■ EXERCISE TASK ■
Where a line contains the word "during", copy that line.

>> Start PROVIDED MATERIAL

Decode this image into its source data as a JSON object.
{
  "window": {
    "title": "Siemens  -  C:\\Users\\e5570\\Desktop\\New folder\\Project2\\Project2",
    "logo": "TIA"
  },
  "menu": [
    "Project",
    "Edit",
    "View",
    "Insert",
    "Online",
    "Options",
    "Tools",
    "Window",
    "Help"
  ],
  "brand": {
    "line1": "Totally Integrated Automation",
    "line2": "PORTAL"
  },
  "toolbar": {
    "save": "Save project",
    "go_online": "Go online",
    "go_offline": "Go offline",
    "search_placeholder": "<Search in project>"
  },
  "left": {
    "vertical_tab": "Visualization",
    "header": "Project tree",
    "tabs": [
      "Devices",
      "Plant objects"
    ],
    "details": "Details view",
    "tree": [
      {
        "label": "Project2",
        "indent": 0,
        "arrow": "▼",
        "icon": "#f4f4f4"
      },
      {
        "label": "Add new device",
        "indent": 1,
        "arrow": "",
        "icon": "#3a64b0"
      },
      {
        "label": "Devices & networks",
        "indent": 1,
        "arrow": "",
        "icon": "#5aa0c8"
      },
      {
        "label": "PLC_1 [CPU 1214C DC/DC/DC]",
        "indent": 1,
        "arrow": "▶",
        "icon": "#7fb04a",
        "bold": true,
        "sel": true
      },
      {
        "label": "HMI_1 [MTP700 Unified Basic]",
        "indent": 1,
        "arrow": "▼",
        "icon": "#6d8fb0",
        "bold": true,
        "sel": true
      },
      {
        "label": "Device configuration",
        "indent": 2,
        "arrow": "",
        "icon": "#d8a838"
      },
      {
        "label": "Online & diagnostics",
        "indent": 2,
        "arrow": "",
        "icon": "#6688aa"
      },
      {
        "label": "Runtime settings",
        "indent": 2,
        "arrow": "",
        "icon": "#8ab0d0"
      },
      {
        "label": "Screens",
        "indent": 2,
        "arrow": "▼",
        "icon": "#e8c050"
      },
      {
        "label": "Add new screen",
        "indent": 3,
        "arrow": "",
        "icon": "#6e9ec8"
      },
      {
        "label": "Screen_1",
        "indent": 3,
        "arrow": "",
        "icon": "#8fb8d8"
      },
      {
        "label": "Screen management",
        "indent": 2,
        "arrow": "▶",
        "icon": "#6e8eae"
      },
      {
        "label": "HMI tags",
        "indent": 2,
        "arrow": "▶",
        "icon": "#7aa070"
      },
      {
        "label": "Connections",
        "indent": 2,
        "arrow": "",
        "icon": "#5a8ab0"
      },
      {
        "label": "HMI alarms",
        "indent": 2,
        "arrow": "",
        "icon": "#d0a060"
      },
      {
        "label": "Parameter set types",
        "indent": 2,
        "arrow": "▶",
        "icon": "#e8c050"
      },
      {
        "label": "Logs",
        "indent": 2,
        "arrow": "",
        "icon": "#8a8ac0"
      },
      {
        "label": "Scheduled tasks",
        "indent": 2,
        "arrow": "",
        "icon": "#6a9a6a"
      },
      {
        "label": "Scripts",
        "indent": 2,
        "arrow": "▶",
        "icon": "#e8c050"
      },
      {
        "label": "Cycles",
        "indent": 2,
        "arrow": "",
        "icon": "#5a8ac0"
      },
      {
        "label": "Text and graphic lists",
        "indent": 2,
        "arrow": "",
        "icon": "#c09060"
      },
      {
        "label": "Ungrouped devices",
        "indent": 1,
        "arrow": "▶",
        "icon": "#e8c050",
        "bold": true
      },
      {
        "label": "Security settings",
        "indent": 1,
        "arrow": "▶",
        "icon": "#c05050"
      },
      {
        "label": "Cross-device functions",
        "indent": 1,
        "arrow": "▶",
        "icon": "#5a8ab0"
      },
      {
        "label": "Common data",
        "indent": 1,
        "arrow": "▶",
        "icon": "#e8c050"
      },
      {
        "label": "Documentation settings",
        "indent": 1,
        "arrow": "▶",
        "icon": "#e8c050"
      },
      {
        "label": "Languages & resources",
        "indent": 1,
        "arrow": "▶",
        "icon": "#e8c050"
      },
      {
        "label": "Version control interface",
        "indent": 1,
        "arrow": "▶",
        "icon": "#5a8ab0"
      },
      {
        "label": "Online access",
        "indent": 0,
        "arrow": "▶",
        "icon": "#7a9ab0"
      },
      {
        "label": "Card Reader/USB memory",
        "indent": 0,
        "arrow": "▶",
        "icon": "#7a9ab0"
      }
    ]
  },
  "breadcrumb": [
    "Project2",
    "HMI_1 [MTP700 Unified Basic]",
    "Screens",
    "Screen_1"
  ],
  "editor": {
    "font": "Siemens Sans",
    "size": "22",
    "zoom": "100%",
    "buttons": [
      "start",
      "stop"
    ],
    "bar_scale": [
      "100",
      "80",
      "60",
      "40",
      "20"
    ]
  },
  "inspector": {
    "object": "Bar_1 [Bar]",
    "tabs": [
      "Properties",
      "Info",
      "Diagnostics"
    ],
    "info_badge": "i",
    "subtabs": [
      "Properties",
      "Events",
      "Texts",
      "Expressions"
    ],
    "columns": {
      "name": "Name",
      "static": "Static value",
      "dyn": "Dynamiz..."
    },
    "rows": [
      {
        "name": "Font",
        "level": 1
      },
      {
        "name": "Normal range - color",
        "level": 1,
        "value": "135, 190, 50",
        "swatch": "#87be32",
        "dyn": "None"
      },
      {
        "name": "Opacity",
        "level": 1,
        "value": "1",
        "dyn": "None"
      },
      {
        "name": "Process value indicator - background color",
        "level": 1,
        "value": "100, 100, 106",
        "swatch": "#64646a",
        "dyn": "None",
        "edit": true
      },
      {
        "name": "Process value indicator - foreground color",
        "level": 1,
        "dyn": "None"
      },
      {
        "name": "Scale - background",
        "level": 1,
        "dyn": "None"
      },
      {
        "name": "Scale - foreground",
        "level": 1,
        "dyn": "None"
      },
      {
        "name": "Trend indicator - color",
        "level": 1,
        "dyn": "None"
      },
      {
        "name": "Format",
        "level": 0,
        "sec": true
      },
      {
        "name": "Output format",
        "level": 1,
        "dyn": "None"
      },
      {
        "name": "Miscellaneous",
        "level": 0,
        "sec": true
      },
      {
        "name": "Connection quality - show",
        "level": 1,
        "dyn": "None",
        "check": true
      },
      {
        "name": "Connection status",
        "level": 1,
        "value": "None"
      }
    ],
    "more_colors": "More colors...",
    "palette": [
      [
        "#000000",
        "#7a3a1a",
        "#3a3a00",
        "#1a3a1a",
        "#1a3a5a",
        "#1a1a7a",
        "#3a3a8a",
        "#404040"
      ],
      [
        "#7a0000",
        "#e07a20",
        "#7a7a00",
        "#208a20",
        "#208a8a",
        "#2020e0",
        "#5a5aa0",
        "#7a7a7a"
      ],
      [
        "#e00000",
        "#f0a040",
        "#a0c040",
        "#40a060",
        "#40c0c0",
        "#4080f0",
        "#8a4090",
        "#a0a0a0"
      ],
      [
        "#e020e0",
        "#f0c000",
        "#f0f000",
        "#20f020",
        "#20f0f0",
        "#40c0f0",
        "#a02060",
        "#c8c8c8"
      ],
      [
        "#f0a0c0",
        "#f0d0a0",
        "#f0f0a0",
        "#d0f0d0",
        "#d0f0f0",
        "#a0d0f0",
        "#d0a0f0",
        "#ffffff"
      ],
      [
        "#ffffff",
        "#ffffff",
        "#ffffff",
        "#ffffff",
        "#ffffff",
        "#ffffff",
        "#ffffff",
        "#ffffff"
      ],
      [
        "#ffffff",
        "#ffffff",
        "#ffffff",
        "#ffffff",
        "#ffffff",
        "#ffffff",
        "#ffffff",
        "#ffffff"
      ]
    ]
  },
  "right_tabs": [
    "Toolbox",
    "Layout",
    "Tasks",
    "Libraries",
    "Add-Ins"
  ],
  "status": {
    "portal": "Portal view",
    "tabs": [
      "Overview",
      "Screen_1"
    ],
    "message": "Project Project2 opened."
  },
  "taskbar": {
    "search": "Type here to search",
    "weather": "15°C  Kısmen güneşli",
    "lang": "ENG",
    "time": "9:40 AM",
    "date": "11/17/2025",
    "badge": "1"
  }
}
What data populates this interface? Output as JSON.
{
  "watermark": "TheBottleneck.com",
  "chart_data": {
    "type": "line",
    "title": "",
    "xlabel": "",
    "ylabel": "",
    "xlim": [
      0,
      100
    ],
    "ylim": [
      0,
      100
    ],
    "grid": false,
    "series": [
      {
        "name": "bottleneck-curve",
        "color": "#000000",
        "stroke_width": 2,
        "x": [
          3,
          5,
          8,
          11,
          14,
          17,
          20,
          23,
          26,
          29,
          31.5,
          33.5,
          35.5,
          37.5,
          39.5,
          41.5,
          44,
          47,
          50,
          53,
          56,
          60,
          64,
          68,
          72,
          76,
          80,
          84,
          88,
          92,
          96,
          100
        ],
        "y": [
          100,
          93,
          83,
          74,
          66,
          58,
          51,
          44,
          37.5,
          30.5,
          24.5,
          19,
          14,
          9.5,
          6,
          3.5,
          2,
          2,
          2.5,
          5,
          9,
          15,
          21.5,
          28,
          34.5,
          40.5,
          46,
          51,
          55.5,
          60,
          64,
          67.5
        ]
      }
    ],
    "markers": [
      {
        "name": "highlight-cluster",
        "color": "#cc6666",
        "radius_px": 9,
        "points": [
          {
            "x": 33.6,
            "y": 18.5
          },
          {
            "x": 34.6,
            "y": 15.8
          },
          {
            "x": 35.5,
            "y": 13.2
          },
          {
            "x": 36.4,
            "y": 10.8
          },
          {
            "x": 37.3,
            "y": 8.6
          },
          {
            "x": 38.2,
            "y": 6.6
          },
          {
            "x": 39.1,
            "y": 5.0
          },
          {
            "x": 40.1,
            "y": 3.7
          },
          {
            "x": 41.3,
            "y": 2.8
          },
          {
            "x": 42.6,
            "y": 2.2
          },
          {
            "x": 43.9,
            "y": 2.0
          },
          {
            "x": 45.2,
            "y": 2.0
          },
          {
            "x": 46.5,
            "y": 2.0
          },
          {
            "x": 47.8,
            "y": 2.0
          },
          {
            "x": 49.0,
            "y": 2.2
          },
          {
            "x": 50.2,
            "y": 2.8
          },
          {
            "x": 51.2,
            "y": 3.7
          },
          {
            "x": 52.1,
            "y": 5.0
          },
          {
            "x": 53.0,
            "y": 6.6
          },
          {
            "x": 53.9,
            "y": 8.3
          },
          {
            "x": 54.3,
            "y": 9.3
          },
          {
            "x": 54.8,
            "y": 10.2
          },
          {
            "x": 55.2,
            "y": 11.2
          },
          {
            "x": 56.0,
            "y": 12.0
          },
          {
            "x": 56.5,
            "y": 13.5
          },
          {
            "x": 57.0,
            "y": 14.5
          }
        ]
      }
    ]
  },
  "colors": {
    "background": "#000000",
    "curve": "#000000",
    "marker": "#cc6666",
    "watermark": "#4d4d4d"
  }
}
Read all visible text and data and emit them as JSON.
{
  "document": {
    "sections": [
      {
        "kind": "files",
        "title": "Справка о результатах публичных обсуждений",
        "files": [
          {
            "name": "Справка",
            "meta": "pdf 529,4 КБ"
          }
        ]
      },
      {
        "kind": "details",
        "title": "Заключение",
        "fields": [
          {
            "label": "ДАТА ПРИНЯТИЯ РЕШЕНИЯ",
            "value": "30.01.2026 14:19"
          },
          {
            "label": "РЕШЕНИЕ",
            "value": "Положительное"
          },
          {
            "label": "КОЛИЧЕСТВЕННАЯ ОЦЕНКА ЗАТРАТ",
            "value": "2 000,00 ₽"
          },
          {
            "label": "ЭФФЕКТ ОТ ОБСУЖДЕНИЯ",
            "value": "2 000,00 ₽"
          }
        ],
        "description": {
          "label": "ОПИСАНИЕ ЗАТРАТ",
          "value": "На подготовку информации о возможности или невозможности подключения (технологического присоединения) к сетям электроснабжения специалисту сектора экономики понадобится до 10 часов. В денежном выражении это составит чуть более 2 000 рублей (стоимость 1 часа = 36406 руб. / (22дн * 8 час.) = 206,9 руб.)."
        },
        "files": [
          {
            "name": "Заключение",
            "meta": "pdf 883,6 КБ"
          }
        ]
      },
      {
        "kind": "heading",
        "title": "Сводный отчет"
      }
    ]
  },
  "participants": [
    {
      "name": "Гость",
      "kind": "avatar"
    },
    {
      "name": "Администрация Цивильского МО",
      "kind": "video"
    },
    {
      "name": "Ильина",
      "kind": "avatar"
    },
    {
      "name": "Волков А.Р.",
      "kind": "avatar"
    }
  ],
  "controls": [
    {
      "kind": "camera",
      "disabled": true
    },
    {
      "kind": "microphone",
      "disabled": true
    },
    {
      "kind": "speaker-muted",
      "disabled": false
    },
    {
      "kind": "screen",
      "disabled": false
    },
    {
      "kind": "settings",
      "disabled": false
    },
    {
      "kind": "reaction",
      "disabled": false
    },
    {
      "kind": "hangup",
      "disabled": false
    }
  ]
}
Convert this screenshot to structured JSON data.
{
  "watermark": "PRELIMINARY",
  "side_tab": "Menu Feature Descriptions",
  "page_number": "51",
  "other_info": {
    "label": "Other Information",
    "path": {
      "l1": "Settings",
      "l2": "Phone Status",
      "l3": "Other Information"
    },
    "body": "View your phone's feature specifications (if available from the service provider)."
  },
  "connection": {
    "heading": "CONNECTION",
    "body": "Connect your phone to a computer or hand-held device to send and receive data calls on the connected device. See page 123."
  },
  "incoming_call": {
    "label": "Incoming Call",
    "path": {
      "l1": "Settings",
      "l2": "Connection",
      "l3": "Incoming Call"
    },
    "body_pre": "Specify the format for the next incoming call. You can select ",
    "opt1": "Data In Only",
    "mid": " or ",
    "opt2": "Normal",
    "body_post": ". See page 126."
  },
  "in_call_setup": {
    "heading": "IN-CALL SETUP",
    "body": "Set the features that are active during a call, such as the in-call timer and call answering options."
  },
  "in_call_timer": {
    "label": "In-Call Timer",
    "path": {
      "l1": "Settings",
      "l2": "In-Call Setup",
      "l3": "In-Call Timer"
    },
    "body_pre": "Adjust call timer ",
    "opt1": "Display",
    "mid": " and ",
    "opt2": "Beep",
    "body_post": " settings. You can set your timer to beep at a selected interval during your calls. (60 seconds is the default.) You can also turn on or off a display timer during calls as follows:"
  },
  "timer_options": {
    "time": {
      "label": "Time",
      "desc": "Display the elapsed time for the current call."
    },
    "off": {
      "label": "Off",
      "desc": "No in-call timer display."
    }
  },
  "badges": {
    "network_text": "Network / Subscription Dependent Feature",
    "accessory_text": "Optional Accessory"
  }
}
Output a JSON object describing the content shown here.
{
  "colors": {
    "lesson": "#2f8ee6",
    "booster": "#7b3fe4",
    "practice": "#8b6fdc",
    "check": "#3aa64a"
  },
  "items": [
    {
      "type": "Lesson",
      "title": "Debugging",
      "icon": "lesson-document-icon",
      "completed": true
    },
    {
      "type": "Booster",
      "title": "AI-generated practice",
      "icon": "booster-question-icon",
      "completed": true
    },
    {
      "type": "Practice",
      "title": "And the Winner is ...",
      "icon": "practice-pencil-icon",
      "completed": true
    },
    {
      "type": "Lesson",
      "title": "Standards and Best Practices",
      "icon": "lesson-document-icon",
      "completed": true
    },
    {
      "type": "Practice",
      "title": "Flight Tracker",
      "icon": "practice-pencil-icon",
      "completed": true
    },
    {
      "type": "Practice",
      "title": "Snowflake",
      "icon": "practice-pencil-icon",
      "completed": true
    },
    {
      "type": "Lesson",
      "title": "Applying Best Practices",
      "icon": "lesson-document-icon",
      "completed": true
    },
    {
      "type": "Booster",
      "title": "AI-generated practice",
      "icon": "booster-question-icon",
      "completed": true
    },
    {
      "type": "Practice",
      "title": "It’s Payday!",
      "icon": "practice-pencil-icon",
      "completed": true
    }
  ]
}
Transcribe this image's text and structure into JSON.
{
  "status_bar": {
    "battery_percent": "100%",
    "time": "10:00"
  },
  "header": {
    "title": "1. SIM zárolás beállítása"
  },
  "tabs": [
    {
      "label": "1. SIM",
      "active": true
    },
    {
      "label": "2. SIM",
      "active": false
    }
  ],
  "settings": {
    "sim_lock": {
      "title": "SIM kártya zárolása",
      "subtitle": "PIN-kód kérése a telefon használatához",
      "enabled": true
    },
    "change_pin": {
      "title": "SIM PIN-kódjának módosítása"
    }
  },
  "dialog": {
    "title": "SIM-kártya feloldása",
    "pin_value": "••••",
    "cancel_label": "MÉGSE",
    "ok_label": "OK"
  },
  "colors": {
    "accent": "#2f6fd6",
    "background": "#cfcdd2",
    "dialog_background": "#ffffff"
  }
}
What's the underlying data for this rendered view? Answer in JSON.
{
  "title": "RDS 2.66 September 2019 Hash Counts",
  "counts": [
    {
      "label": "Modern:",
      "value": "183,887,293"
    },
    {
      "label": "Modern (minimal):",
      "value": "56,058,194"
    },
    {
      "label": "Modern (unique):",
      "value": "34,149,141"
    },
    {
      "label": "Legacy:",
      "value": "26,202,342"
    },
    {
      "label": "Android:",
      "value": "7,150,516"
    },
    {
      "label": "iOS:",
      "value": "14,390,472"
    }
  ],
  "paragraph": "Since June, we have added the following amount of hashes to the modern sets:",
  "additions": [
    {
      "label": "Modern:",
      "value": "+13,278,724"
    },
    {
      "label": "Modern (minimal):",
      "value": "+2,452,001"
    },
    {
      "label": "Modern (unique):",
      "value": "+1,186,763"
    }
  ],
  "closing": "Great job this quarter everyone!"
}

>> End PROVIDED MATERIAL

■ SOLUTION TO THE PROBLEM ■
    "body": "Set the features that are active during a call, such as the in-call timer and call answering options."
    "body_post": " settings. You can set your timer to beep at a selected interval during your calls. (60 seconds is the default.) You can also turn on or off a display timer during calls as follows:"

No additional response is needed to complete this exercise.